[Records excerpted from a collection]
%%

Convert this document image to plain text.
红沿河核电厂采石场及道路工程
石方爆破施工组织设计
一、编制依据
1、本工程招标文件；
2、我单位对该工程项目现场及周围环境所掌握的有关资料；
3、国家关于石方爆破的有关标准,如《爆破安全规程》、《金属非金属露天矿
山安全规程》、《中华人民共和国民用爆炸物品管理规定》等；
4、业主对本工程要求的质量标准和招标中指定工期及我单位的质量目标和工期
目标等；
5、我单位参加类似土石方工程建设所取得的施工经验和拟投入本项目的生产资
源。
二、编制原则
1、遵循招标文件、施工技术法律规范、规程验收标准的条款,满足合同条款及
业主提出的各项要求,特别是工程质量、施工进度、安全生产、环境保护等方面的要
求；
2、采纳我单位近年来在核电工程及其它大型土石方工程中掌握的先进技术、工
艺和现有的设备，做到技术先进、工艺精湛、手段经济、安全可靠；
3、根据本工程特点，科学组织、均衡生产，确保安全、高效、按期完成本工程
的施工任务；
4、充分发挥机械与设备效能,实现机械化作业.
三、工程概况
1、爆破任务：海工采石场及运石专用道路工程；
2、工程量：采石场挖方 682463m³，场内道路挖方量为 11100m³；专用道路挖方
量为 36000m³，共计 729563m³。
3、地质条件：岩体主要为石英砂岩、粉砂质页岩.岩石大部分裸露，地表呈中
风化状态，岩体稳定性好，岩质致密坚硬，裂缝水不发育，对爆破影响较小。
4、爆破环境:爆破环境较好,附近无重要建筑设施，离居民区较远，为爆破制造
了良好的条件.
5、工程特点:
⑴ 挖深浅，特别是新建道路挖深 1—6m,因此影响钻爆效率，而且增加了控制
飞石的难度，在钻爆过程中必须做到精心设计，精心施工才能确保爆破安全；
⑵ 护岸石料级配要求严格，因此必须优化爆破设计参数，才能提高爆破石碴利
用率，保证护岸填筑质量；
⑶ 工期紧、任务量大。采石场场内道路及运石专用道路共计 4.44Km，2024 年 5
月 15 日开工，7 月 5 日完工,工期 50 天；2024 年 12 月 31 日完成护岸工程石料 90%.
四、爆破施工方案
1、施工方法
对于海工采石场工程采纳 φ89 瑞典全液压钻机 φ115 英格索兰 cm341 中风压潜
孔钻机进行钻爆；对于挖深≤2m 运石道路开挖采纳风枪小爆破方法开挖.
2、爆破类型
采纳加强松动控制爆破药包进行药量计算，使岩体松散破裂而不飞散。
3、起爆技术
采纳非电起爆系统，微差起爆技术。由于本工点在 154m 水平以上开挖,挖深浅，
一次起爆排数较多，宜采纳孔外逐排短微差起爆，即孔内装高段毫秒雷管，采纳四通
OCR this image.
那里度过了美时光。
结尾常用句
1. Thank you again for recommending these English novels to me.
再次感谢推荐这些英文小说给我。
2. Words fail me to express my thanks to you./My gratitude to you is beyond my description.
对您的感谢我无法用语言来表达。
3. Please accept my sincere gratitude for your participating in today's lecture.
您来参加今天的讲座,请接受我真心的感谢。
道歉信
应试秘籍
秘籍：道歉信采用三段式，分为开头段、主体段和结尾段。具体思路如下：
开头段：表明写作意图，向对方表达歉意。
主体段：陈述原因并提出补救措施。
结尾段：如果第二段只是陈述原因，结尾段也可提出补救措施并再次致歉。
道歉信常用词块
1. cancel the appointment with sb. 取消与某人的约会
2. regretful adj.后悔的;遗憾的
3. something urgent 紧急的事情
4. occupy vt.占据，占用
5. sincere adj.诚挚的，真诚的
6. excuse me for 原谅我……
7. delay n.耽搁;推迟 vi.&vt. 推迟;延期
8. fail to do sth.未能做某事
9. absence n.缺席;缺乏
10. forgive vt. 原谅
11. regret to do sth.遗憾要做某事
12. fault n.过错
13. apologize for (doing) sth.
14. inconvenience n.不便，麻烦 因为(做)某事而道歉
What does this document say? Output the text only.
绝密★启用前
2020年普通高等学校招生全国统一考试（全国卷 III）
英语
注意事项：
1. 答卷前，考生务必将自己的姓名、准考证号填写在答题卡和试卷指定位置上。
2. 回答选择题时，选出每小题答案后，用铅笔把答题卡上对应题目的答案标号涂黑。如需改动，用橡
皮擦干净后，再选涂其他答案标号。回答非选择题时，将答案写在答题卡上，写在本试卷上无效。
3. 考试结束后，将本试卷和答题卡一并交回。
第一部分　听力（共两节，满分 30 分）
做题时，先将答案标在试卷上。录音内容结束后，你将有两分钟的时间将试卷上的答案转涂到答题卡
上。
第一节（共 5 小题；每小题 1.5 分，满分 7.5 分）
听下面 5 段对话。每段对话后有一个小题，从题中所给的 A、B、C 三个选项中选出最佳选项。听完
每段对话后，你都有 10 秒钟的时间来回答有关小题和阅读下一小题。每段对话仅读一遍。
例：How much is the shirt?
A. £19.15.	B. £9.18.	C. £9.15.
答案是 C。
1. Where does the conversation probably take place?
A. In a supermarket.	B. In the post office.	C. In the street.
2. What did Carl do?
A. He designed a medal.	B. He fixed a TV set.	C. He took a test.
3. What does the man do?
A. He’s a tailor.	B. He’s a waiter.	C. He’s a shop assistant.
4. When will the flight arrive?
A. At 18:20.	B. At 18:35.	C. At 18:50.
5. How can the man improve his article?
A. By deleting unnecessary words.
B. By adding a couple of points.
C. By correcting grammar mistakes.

%%

• TASK DESCRIPTION
Take the listing above and write it out again exactly.

• SOLUTION FOR THIS PROBLEM
Convert this document image to plain text.
红沿河核电厂采石场及道路工程
石方爆破施工组织设计
一、编制依据
1、本工程招标文件；
2、我单位对该工程项目现场及周围环境所掌握的有关资料；
3、国家关于石方爆破的有关标准,如《爆破安全规程》、《金属非金属露天矿
山安全规程》、《中华人民共和国民用爆炸物品管理规定》等；
4、业主对本工程要求的质量标准和招标中指定工期及我单位的质量目标和工期
目标等；
5、我单位参加类似土石方工程建设所取得的施工经验和拟投入本项目的生产资
源。
二、编制原则
1、遵循招标文件、施工技术法律规范、规程验收标准的条款,满足合同条款及
业主提出的各项要求,特别是工程质量、施工进度、安全生产、环境保护等方面的要
求；
2、采纳我单位近年来在核电工程及其它大型土石方工程中掌握的先进技术、工
艺和现有的设备，做到技术先进、工艺精湛、手段经济、安全可靠；
3、根据本工程特点，科学组织、均衡生产，确保安全、高效、按期完成本工程
的施工任务；
4、充分发挥机械与设备效能,实现机械化作业.
三、工程概况
1、爆破任务：海工采石场及运石专用道路工程；
2、工程量：采石场挖方 682463m³，场内道路挖方量为 11100m³；专用道路挖方
量为 36000m³，共计 729563m³。
3、地质条件：岩体主要为石英砂岩、粉砂质页岩.岩石大部分裸露，地表呈中
风化状态，岩体稳定性好，岩质致密坚硬，裂缝水不发育，对爆破影响较小。
4、爆破环境:爆破环境较好,附近无重要建筑设施，离居民区较远，为爆破制造
了良好的条件.
5、工程特点:
⑴ 挖深浅，特别是新建道路挖深 1—6m,因此影响钻爆效率，而且增加了控制
飞石的难度，在钻爆过程中必须做到精心设计，精心施工才能确保爆破安全；
⑵ 护岸石料级配要求严格，因此必须优化爆破设计参数，才能提高爆破石碴利
用率，保证护岸填筑质量；
⑶ 工期紧、任务量大。采石场场内道路及运石专用道路共计 4.44Km，2024 年 5
月 15 日开工，7 月 5 日完工,工期 50 天；2024 年 12 月 31 日完成护岸工程石料 90%.
四、爆破施工方案
1、施工方法
对于海工采石场工程采纳 φ89 瑞典全液压钻机 φ115 英格索兰 cm341 中风压潜
孔钻机进行钻爆；对于挖深≤2m 运石道路开挖采纳风枪小爆破方法开挖.
2、爆破类型
采纳加强松动控制爆破药包进行药量计算，使岩体松散破裂而不飞散。
3、起爆技术
采纳非电起爆系统，微差起爆技术。由于本工点在 154m 水平以上开挖,挖深浅，
一次起爆排数较多，宜采纳孔外逐排短微差起爆，即孔内装高段毫秒雷管，采纳四通
OCR this image.
那里度过了美时光。
结尾常用句
1. Thank you again for recommending these English novels to me.
再次感谢推荐这些英文小说给我。
2. Words fail me to express my thanks to you./My gratitude to you is beyond my description.
对您的感谢我无法用语言来表达。
3. Please accept my sincere gratitude for your participating in today's lecture.
您来参加今天的讲座,请接受我真心的感谢。
道歉信
应试秘籍
秘籍：道歉信采用三段式，分为开头段、主体段和结尾段。具体思路如下：
开头段：表明写作意图，向对方表达歉意。
主体段：陈述原因并提出补救措施。
结尾段：如果第二段只是陈述原因，结尾段也可提出补救措施并再次致歉。
道歉信常用词块
1. cancel the appointment with sb. 取消与某人的约会
2. regretful adj.后悔的;遗憾的
3. something urgent 紧急的事情
4. occupy vt.占据，占用
5. sincere adj.诚挚的，真诚的
6. excuse me for 原谅我……
7. delay n.耽搁;推迟 vi.&vt. 推迟;延期
8. fail to do sth.未能做某事
9. absence n.缺席;缺乏
10. forgive vt. 原谅
11. regret to do sth.遗憾要做某事
12. fault n.过错
13. apologize for (doing) sth.
14. inconvenience n.不便，麻烦 因为(做)某事而道歉
What does this document say? Output the text only.
绝密★启用前
2020年普通高等学校招生全国统一考试（全国卷 III）
英语
注意事项：
1. 答卷前，考生务必将自己的姓名、准考证号填写在答题卡和试卷指定位置上。
2. 回答选择题时，选出每小题答案后，用铅笔把答题卡上对应题目的答案标号涂黑。如需改动，用橡
皮擦干净后，再选涂其他答案标号。回答非选择题时，将答案写在答题卡上，写在本试卷上无效。
3. 考试结束后，将本试卷和答题卡一并交回。
第一部分　听力（共两节，满分 30 分）
做题时，先将答案标在试卷上。录音内容结束后，你将有两分钟的时间将试卷上的答案转涂到答题卡
上。
第一节（共 5 小题；每小题 1.5 分，满分 7.5 分）
听下面 5 段对话。每段对话后有一个小题，从题中所给的 A、B、C 三个选项中选出最佳选项。听完
每段对话后，你都有 10 秒钟的时间来回答有关小题和阅读下一小题。每段对话仅读一遍。
例：How much is the shirt?
A. £19.15.	B. £9.18.	C. £9.15.
答案是 C。
1. Where does the conversation probably take place?
A. In a supermarket.	B. In the post office.	C. In the street.
2. What did Carl do?
A. He designed a medal.	B. He fixed a TV set.	C. He took a test.
3. What does the man do?
A. He’s a tailor.	B. He’s a waiter.	C. He’s a shop assistant.
4. When will the flight arrive?
A. At 18:20.	B. At 18:35.	C. At 18:50.
5. How can the man improve his article?
A. By deleting unnecessary words.
B. By adding a couple of points.
C. By correcting grammar mistakes.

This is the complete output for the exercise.